DESCRIPTION OF THE TASK:
Present each line of the entries below that holds the word "chính".

Stored records:
__________________________________________________
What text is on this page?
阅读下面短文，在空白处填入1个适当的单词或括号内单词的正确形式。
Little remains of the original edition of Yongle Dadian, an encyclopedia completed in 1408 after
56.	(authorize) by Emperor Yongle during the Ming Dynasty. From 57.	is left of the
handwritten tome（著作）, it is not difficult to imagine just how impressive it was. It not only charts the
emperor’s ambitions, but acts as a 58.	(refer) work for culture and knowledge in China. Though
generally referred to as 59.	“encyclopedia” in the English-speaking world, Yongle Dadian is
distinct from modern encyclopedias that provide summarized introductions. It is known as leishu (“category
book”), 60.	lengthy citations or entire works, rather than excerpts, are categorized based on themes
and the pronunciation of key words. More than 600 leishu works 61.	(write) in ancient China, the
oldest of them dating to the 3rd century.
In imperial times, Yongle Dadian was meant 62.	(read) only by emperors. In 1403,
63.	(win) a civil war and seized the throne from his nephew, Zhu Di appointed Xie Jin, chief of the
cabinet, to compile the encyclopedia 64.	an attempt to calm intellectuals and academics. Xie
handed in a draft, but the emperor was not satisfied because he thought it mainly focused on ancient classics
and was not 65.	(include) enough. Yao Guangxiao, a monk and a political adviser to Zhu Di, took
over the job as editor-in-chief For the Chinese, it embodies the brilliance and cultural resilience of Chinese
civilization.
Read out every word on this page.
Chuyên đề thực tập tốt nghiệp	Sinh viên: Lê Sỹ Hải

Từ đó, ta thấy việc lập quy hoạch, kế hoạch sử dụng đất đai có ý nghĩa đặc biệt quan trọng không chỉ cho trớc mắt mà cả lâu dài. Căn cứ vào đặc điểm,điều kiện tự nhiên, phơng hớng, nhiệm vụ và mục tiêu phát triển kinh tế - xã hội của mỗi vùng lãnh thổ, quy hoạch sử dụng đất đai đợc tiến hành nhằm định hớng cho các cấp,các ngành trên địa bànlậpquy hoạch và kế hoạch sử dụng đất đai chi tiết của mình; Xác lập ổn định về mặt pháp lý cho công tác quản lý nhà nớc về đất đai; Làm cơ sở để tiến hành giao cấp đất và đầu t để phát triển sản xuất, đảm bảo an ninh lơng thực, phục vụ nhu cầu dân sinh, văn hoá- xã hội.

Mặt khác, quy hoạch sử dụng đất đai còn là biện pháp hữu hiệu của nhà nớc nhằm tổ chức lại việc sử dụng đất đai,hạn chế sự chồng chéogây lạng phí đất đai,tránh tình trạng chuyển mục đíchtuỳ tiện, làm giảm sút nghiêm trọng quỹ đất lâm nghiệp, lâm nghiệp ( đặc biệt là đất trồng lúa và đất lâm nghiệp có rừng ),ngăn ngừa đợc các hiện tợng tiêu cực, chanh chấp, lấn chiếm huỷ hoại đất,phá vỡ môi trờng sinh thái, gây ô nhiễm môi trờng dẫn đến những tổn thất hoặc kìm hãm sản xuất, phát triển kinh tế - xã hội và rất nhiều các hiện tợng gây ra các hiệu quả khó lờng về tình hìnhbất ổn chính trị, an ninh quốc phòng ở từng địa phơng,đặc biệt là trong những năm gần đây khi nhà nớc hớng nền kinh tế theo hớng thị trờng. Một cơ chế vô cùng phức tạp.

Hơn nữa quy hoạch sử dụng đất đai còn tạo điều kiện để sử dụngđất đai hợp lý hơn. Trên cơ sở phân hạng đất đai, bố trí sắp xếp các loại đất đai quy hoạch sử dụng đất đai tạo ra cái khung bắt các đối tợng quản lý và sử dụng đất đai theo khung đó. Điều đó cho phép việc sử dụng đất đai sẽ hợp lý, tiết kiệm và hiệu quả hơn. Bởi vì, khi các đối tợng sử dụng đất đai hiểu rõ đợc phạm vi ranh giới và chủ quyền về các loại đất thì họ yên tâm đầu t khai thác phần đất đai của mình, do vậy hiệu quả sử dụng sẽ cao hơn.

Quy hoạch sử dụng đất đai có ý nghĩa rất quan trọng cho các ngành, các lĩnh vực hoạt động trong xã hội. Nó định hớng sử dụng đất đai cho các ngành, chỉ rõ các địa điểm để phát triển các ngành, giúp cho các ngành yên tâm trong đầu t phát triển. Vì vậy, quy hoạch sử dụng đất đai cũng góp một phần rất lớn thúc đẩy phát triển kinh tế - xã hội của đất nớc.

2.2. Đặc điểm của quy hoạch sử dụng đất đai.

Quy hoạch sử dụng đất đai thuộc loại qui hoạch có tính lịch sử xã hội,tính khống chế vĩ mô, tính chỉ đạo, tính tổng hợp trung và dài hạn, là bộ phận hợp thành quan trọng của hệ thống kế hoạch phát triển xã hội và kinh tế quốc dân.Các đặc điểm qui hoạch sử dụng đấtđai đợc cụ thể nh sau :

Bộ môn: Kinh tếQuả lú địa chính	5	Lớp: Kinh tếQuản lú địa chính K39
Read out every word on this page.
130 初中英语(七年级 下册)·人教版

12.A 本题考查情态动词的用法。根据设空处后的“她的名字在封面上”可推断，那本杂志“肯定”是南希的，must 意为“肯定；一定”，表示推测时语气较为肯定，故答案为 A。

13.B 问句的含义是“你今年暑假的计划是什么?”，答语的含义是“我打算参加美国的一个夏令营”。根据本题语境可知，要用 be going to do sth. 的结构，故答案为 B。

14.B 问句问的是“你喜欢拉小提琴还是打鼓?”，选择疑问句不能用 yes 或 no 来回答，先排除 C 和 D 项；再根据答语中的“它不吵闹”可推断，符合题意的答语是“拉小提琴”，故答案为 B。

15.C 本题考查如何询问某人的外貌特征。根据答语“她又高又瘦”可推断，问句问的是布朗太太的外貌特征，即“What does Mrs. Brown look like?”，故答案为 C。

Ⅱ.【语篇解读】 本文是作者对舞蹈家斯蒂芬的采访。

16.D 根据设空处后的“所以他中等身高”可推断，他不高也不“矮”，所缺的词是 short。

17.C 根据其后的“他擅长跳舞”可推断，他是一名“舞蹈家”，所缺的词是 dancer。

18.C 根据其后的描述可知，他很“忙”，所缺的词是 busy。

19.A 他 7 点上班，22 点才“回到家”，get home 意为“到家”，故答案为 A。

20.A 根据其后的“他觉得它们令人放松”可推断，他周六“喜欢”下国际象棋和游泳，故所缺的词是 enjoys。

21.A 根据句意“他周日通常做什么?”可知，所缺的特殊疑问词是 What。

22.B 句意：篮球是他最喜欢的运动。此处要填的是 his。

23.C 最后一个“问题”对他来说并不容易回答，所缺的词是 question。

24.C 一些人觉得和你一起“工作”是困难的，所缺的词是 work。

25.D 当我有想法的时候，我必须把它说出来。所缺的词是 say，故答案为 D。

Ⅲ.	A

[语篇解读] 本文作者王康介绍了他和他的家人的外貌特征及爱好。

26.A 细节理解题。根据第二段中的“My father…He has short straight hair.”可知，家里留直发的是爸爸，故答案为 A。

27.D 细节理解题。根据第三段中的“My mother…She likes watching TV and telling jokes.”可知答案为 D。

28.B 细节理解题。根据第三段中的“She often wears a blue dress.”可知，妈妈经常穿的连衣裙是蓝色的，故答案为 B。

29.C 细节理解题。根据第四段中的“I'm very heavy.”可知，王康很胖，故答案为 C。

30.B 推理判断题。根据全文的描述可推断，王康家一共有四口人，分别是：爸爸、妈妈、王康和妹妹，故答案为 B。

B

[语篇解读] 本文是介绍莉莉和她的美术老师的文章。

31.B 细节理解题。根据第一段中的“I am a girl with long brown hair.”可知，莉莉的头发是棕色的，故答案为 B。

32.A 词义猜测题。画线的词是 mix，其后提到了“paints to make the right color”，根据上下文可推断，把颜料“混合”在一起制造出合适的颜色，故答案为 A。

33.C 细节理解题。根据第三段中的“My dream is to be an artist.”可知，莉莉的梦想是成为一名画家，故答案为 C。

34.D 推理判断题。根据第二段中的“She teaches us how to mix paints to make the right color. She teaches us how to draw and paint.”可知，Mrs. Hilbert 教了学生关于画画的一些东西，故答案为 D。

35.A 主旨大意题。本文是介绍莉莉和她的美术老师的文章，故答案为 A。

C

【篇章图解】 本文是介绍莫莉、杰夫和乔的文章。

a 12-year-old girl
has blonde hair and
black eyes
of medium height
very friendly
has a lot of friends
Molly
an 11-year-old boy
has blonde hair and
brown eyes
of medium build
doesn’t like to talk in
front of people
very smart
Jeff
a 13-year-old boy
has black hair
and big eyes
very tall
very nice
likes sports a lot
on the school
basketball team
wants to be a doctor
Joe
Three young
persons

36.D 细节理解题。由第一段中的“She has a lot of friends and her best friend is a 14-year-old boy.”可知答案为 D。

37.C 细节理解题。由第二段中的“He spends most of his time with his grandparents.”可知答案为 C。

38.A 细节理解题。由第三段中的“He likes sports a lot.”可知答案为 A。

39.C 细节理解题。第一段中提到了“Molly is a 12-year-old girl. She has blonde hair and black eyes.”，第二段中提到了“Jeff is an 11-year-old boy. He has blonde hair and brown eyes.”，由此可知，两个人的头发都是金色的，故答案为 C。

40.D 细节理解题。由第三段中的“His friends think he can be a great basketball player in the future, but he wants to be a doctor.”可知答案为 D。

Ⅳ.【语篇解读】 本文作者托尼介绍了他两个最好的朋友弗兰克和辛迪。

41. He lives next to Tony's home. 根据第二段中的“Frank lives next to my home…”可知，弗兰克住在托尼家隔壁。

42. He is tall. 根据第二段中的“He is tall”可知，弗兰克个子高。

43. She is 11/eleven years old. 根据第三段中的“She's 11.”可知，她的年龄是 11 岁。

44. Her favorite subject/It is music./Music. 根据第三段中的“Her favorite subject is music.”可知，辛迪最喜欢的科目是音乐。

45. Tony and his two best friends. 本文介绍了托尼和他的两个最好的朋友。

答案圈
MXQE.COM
__________________________________________________
THE SOLUTION:
Mặt khác, quy hoạch sử dụng đất đai còn là biện pháp hữu hiệu của nhà nớc nhằm tổ chức lại việc sử dụng đất đai,hạn chế sự chồng chéogây lạng phí đất đai,tránh tình trạng chuyển mục đíchtuỳ tiện, làm giảm sút nghiêm trọng quỹ đất lâm nghiệp, lâm nghiệp ( đặc biệt là đất trồng lúa và đất lâm nghiệp có rừng ),ngăn ngừa đợc các hiện tợng tiêu cực, chanh chấp, lấn chiếm huỷ hoại đất,phá vỡ môi trờng sinh thái, gây ô nhiễm môi trờng dẫn đến những tổn thất hoặc kìm hãm sản xuất, phát triển kinh tế - xã hội và rất nhiều các hiện tợng gây ra các hiệu quả khó lờng về tình hìnhbất ổn chính trị, an ninh quốc phòng ở từng địa phơng,đặc biệt là trong những năm gần đây khi nhà nớc hớng nền kinh tế theo hớng thị trờng. Một cơ chế vô cùng phức tạp.
Bộ môn: Kinh tếQuả lú địa chính	5	Lớp: Kinh tếQuản lú địa chính K39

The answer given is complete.